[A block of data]
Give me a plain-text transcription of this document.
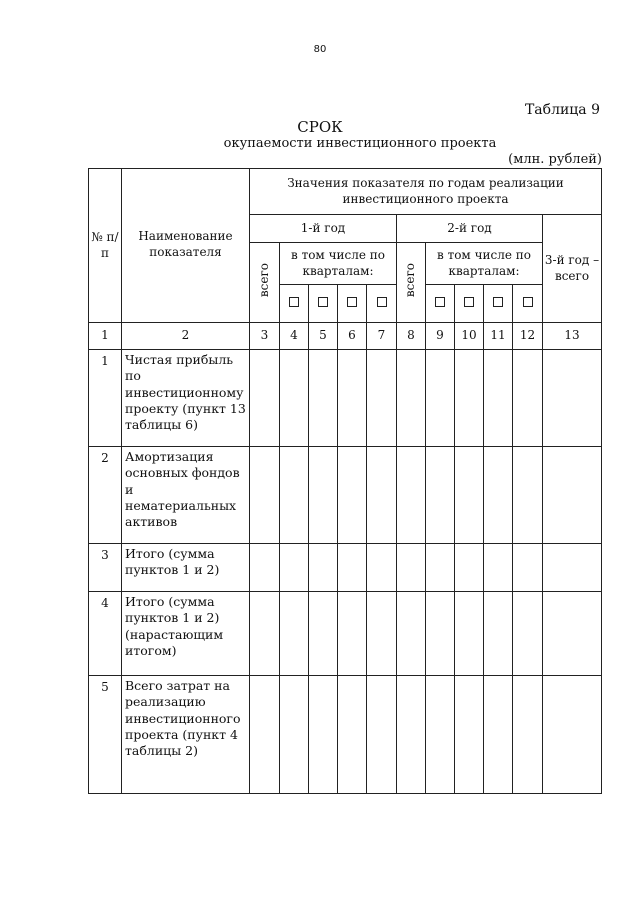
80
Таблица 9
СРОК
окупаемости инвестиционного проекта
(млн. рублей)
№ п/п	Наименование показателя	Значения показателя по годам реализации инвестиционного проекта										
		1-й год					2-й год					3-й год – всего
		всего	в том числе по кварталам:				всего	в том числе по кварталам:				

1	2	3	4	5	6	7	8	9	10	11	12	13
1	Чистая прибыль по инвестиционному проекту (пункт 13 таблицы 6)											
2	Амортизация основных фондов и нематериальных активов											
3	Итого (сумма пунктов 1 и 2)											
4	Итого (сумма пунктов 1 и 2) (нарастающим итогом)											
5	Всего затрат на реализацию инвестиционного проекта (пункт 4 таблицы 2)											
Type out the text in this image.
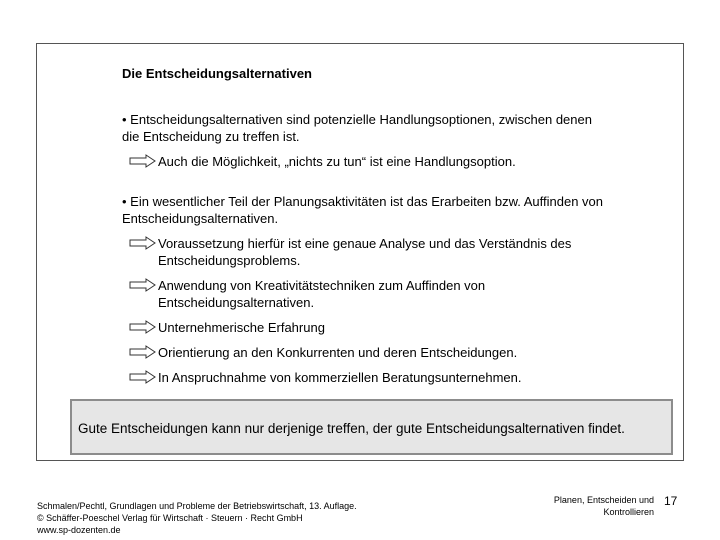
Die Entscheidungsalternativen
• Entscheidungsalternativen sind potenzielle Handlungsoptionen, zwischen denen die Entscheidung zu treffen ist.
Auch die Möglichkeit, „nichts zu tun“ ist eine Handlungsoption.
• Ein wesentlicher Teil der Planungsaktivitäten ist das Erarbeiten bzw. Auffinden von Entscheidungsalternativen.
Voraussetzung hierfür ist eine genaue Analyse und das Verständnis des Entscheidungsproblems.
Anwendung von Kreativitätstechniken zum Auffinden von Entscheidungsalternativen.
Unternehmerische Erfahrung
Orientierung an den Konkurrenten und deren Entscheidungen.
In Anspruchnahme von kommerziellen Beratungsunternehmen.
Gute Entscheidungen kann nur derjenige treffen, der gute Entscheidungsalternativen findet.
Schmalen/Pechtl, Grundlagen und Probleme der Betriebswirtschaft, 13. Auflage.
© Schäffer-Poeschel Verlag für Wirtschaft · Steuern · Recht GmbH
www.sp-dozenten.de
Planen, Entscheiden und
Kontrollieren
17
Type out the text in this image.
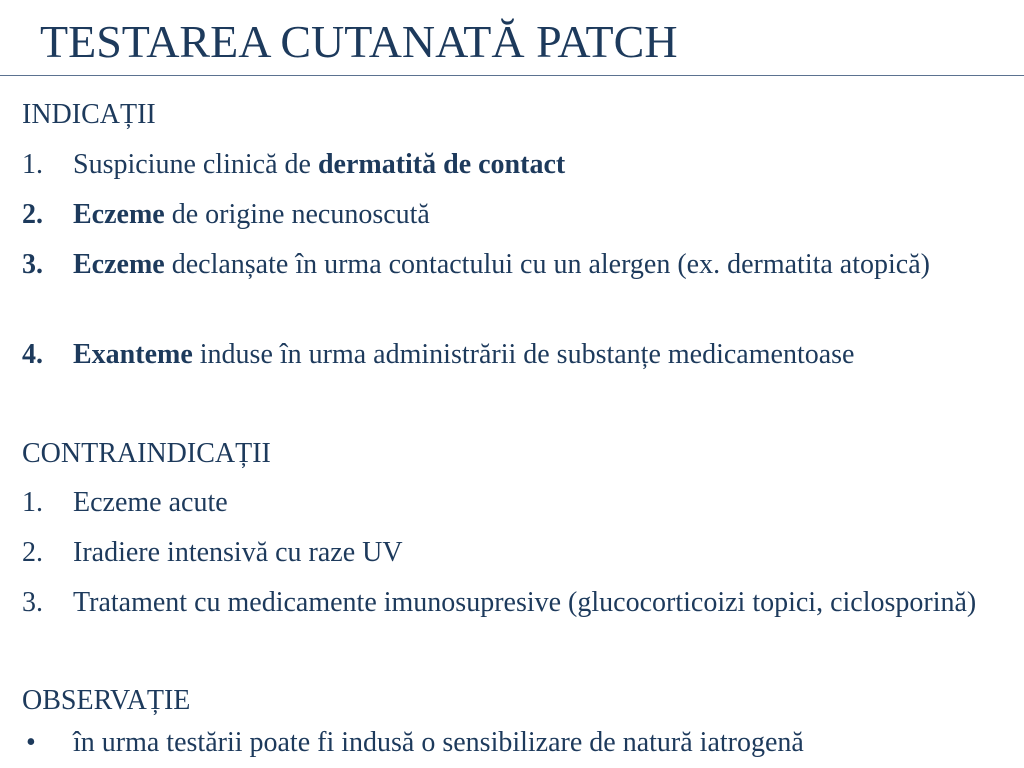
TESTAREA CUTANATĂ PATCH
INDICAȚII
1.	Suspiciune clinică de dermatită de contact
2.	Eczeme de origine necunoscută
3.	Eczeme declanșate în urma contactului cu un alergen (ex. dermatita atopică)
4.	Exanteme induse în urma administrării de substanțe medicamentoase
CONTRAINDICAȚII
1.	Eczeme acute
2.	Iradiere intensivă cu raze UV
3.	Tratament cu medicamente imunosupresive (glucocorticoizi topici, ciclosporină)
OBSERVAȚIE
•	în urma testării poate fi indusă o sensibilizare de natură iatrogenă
...
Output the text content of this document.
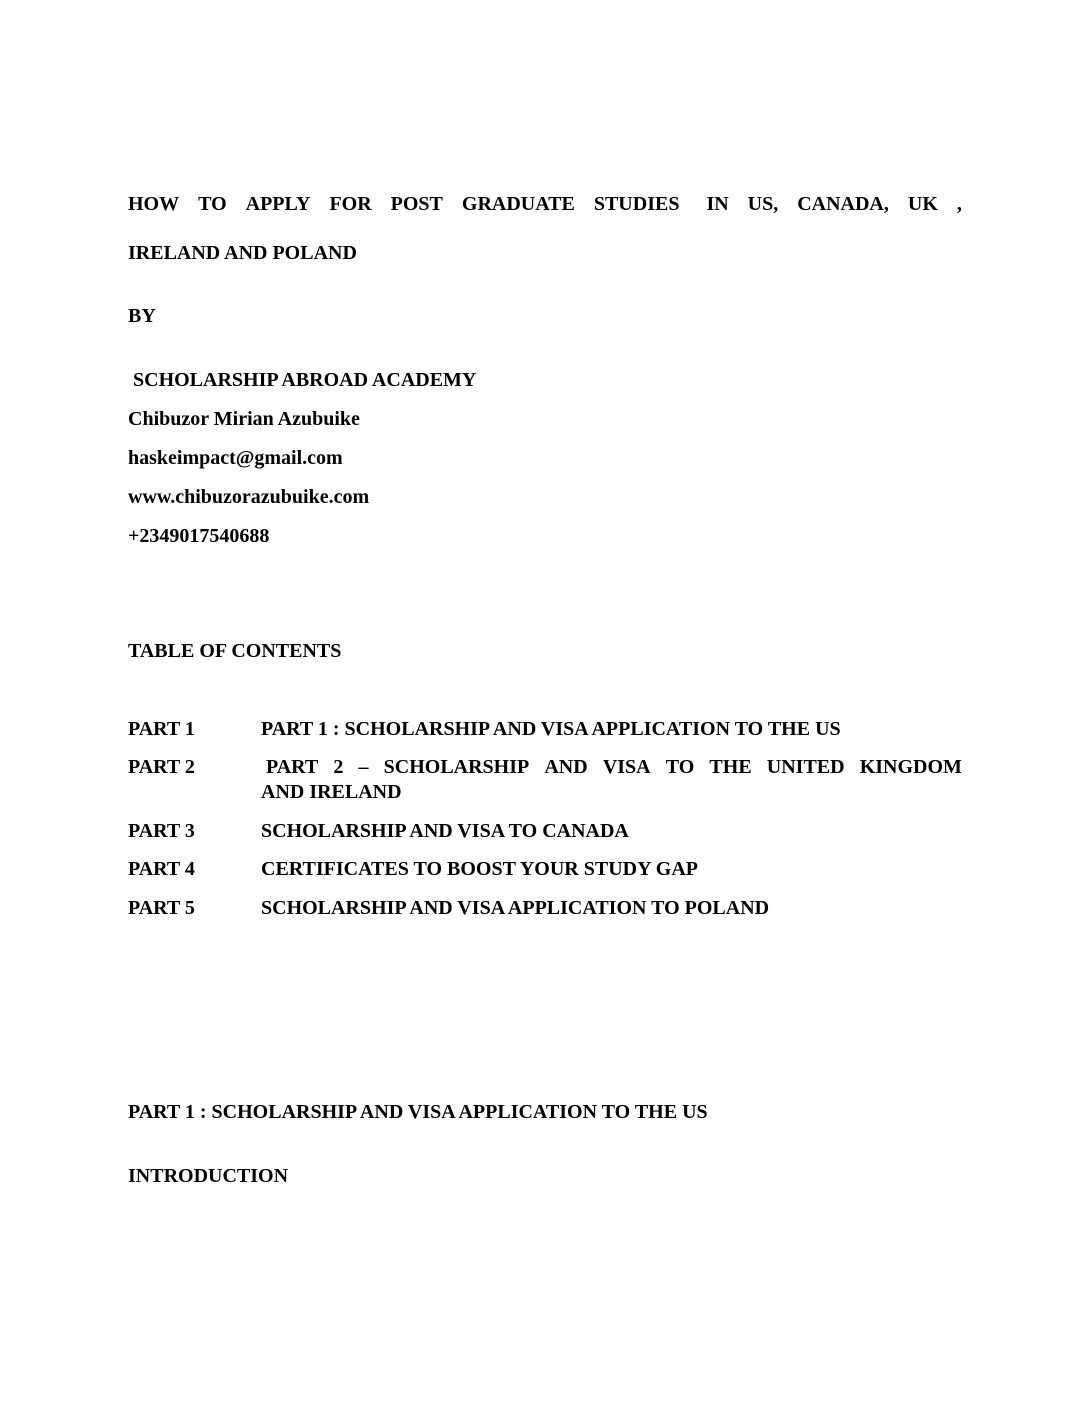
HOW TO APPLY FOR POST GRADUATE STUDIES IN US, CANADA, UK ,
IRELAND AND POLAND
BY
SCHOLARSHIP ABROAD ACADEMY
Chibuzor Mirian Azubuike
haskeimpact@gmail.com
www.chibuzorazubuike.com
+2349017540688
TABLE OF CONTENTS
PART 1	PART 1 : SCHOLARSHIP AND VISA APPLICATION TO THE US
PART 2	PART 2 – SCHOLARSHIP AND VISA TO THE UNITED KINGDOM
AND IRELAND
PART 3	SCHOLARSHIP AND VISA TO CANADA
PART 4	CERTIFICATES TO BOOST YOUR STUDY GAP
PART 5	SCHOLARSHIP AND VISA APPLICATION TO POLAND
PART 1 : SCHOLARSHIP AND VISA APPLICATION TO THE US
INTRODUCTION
--
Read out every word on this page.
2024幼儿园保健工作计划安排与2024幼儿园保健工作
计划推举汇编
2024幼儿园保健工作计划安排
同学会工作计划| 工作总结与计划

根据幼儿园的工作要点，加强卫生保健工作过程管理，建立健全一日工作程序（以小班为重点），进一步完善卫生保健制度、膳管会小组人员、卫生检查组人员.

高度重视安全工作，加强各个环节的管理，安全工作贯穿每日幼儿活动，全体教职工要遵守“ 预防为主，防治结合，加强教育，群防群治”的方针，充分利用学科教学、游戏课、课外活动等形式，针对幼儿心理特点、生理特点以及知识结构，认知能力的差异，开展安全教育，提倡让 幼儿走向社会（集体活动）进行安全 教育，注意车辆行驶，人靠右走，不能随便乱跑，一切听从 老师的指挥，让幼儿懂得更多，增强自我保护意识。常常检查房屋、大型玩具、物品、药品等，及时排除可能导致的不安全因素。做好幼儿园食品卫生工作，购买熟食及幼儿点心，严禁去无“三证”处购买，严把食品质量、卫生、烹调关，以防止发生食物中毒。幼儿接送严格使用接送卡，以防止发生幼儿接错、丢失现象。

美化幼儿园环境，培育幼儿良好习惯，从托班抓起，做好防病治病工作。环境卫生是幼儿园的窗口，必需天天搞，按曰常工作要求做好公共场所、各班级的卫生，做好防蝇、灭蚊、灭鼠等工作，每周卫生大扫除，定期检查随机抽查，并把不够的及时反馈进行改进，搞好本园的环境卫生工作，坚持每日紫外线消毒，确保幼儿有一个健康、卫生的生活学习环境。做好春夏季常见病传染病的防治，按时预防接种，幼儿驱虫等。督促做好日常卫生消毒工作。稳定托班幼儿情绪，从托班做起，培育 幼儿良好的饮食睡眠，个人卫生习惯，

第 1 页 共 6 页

• [Problem details]: Working from the listing above, pick out every line that has "eine" and copy it.

• [Solution to the exercise]:
Auch die Möglichkeit, „nichts zu tun“ ist eine Handlungsoption.
Voraussetzung hierfür ist eine genaue Analyse und das Verständnis des Entscheidungsproblems.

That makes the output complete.